• INSTRUCTION
Transcribe each line exactly.

------ MATERIAL PROVIDED ------

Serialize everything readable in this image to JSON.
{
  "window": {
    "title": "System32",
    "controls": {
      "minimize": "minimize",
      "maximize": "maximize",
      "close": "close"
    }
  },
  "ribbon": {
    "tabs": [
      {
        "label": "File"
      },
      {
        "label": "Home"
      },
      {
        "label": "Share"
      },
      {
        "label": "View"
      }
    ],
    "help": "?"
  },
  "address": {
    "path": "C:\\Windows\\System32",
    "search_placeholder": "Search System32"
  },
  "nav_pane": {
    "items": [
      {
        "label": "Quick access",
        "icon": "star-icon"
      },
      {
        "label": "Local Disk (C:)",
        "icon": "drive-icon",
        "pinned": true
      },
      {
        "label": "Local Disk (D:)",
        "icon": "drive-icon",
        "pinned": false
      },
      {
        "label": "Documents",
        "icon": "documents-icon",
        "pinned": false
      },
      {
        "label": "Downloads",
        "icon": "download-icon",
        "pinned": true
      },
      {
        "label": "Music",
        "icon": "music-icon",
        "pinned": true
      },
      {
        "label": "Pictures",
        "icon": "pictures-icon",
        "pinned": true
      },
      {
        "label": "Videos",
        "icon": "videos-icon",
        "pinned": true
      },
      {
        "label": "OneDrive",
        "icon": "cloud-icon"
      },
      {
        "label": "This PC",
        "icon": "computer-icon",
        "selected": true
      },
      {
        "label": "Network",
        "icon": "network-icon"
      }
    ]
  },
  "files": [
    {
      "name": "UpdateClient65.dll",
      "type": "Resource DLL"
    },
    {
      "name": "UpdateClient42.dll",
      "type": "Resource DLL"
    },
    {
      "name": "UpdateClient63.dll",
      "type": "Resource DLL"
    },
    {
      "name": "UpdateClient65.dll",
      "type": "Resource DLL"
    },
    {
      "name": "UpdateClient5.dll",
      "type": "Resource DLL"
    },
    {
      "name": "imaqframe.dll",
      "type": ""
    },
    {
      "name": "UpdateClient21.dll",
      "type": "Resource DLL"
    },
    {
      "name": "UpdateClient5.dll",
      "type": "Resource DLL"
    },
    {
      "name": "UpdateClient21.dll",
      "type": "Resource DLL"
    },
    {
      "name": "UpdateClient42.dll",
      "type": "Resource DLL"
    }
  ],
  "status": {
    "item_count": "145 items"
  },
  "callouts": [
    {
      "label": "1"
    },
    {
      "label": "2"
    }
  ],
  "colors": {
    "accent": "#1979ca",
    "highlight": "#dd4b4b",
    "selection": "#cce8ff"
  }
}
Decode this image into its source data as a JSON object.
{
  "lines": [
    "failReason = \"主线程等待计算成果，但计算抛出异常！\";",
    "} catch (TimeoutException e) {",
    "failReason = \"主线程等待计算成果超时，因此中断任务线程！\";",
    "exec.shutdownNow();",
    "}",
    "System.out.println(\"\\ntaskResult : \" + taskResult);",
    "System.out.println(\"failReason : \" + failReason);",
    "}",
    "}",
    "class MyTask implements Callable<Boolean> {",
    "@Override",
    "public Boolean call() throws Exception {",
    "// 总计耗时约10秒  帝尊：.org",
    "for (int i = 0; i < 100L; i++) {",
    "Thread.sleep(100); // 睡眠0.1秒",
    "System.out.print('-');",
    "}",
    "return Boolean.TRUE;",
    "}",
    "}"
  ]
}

------

• ANSWER FOR THIS EXERCISE
Serialize everything readable in this image to JSON.
{
  "window": {
    "title": "System32",
    "controls": {
      "minimize": "minimize",
      "maximize": "maximize",
      "close": "close"
    }
  },
  "ribbon": {
    "tabs": [
      {
        "label": "File"
      },
      {
        "label": "Home"
      },
      {
        "label": "Share"
      },
      {
        "label": "View"
      }
    ],
    "help": "?"
  },
  "address": {
    "path": "C:\\Windows\\System32",
    "search_placeholder": "Search System32"
  },
  "nav_pane": {
    "items": [
      {
        "label": "Quick access",
        "icon": "star-icon"
      },
      {
        "label": "Local Disk (C:)",
        "icon": "drive-icon",
        "pinned": true
      },
      {
        "label": "Local Disk (D:)",
        "icon": "drive-icon",
        "pinned": false
      },
      {
        "label": "Documents",
        "icon": "documents-icon",
        "pinned": false
      },
      {
        "label": "Downloads",
        "icon": "download-icon",
        "pinned": true
      },
      {
        "label": "Music",
        "icon": "music-icon",
        "pinned": true
      },
      {
        "label": "Pictures",
        "icon": "pictures-icon",
        "pinned": true
      },
      {
        "label": "Videos",
        "icon": "videos-icon",
        "pinned": true
      },
      {
        "label": "OneDrive",
        "icon": "cloud-icon"
      },
      {
        "label": "This PC",
        "icon": "computer-icon",
        "selected": true
      },
      {
        "label": "Network",
        "icon": "network-icon"
      }
    ]
  },
  "files": [
    {
      "name": "UpdateClient65.dll",
      "type": "Resource DLL"
    },
    {
      "name": "UpdateClient42.dll",
      "type": "Resource DLL"
    },
    {
      "name": "UpdateClient63.dll",
      "type": "Resource DLL"
    },
    {
      "name": "UpdateClient65.dll",
      "type": "Resource DLL"
    },
    {
      "name": "UpdateClient5.dll",
      "type": "Resource DLL"
    },
    {
      "name": "imaqframe.dll",
      "type": ""
    },
    {
      "name": "UpdateClient21.dll",
      "type": "Resource DLL"
    },
    {
      "name": "UpdateClient5.dll",
      "type": "Resource DLL"
    },
    {
      "name": "UpdateClient21.dll",
      "type": "Resource DLL"
    },
    {
      "name": "UpdateClient42.dll",
      "type": "Resource DLL"
    }
  ],
  "status": {
    "item_count": "145 items"
  },
  "callouts": [
    {
      "label": "1"
    },
    {
      "label": "2"
    }
  ],
  "colors": {
    "accent": "#1979ca",
    "highlight": "#dd4b4b",
    "selection": "#cce8ff"
  }
}
Decode this image into its source data as a JSON object.
{
  "lines": [
    "failReason = \"主线程等待计算成果，但计算抛出异常！\";",
    "} catch (TimeoutException e) {",
    "failReason = \"主线程等待计算成果超时，因此中断任务线程！\";",
    "exec.shutdownNow();",
    "}",
    "System.out.println(\"\\ntaskResult : \" + taskResult);",
    "System.out.println(\"failReason : \" + failReason);",
    "}",
    "}",
    "class MyTask implements Callable<Boolean> {",
    "@Override",
    "public Boolean call() throws Exception {",
    "// 总计耗时约10秒  帝尊：.org",
    "for (int i = 0; i < 100L; i++) {",
    "Thread.sleep(100); // 睡眠0.1秒",
    "System.out.print('-');",
    "}",
    "return Boolean.TRUE;",
    "}",
    "}"
  ]
}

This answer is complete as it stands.